[Start Stored rows]

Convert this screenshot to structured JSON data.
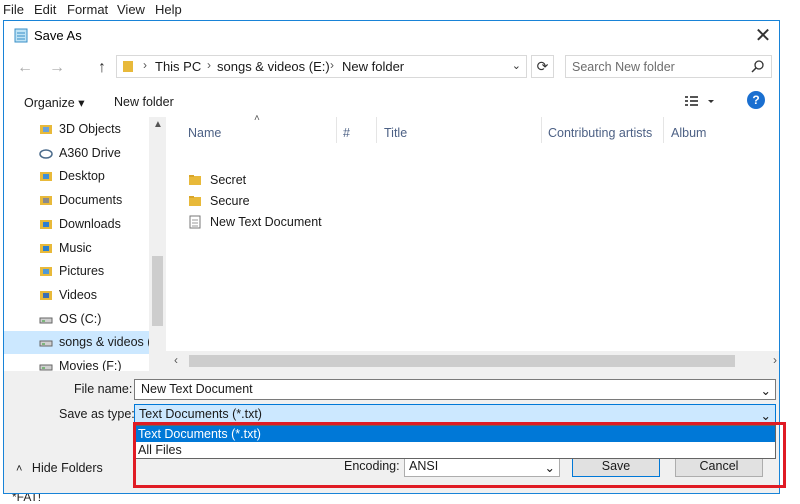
{
  "menubar": {
    "items": [
      "File",
      "Edit",
      "Format",
      "View",
      "Help"
    ]
  },
  "dialog": {
    "title": "Save As",
    "close": "✕"
  },
  "nav": {
    "back": "←",
    "forward": "→",
    "up": "↑",
    "breadcrumb": [
      "This PC",
      "songs & videos (E:)",
      "New folder"
    ],
    "refresh": "⟳",
    "search_placeholder": "Search New folder"
  },
  "toolbar": {
    "organize": "Organize ▾",
    "new_folder": "New folder",
    "help": "?"
  },
  "sidebar": {
    "items": [
      {
        "label": "3D Objects",
        "icon": "3d-objects-icon"
      },
      {
        "label": "A360 Drive",
        "icon": "cloud-drive-icon"
      },
      {
        "label": "Desktop",
        "icon": "desktop-folder-icon"
      },
      {
        "label": "Documents",
        "icon": "documents-folder-icon"
      },
      {
        "label": "Downloads",
        "icon": "downloads-folder-icon"
      },
      {
        "label": "Music",
        "icon": "music-folder-icon"
      },
      {
        "label": "Pictures",
        "icon": "pictures-folder-icon"
      },
      {
        "label": "Videos",
        "icon": "videos-folder-icon"
      },
      {
        "label": "OS (C:)",
        "icon": "drive-icon"
      },
      {
        "label": "songs & videos (",
        "icon": "drive-icon"
      },
      {
        "label": "Movies (F:)",
        "icon": "drive-icon"
      }
    ]
  },
  "filelist": {
    "columns": [
      "Name",
      "#",
      "Title",
      "Contributing artists",
      "Album"
    ],
    "files": [
      {
        "name": "Secret",
        "type": "folder"
      },
      {
        "name": "Secure",
        "type": "folder"
      },
      {
        "name": "New Text Document",
        "type": "text-file"
      }
    ]
  },
  "form": {
    "file_name_label": "File name:",
    "file_name_value": "New Text Document",
    "save_as_type_label": "Save as type:",
    "save_as_type_value": "Text Documents (*.txt)",
    "type_options": [
      "Text Documents (*.txt)",
      "All Files"
    ],
    "encoding_label": "Encoding:",
    "encoding_value": "ANSI",
    "save_button": "Save",
    "cancel_button": "Cancel",
    "hide_folders": "Hide Folders"
  },
  "background_text": "*FAT!",
  "colors": {
    "accent": "#0078d7",
    "selection": "#cce8ff",
    "highlight_box": "#e01b24",
    "folder": "#e8b93a"
  }
}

[End Stored rows]

**Exercise goal**
Write the listing above out again exactly, dropping each image.

**Task output**
Convert this screenshot to structured JSON data.
{
  "menubar": {
    "items": [
      "File",
      "Edit",
      "Format",
      "View",
      "Help"
    ]
  },
  "dialog": {
    "title": "Save As",
    "close": "✕"
  },
  "nav": {
    "back": "←",
    "forward": "→",
    "up": "↑",
    "breadcrumb": [
      "This PC",
      "songs & videos (E:)",
      "New folder"
    ],
    "refresh": "⟳",
    "search_placeholder": "Search New folder"
  },
  "toolbar": {
    "organize": "Organize ▾",
    "new_folder": "New folder",
    "help": "?"
  },
  "sidebar": {
    "items": [
      {
        "label": "3D Objects",
        "icon": "3d-objects-icon"
      },
      {
        "label": "A360 Drive",
        "icon": "cloud-drive-icon"
      },
      {
        "label": "Desktop",
        "icon": "desktop-folder-icon"
      },
      {
        "label": "Documents",
        "icon": "documents-folder-icon"
      },
      {
        "label": "Downloads",
        "icon": "downloads-folder-icon"
      },
      {
        "label": "Music",
        "icon": "music-folder-icon"
      },
      {
        "label": "Pictures",
        "icon": "pictures-folder-icon"
      },
      {
        "label": "Videos",
        "icon": "videos-folder-icon"
      },
      {
        "label": "OS (C:)",
        "icon": "drive-icon"
      },
      {
        "label": "songs & videos (",
        "icon": "drive-icon"
      },
      {
        "label": "Movies (F:)",
        "icon": "drive-icon"
      }
    ]
  },
  "filelist": {
    "columns": [
      "Name",
      "#",
      "Title",
      "Contributing artists",
      "Album"
    ],
    "files": [
      {
        "name": "Secret",
        "type": "folder"
      },
      {
        "name": "Secure",
        "type": "folder"
      },
      {
        "name": "New Text Document",
        "type": "text-file"
      }
    ]
  },
  "form": {
    "file_name_label": "File name:",
    "file_name_value": "New Text Document",
    "save_as_type_label": "Save as type:",
    "save_as_type_value": "Text Documents (*.txt)",
    "type_options": [
      "Text Documents (*.txt)",
      "All Files"
    ],
    "encoding_label": "Encoding:",
    "encoding_value": "ANSI",
    "save_button": "Save",
    "cancel_button": "Cancel",
    "hide_folders": "Hide Folders"
  },
  "background_text": "*FAT!",
  "colors": {
    "accent": "#0078d7",
    "selection": "#cce8ff",
    "highlight_box": "#e01b24",
    "folder": "#e8b93a"
  }
}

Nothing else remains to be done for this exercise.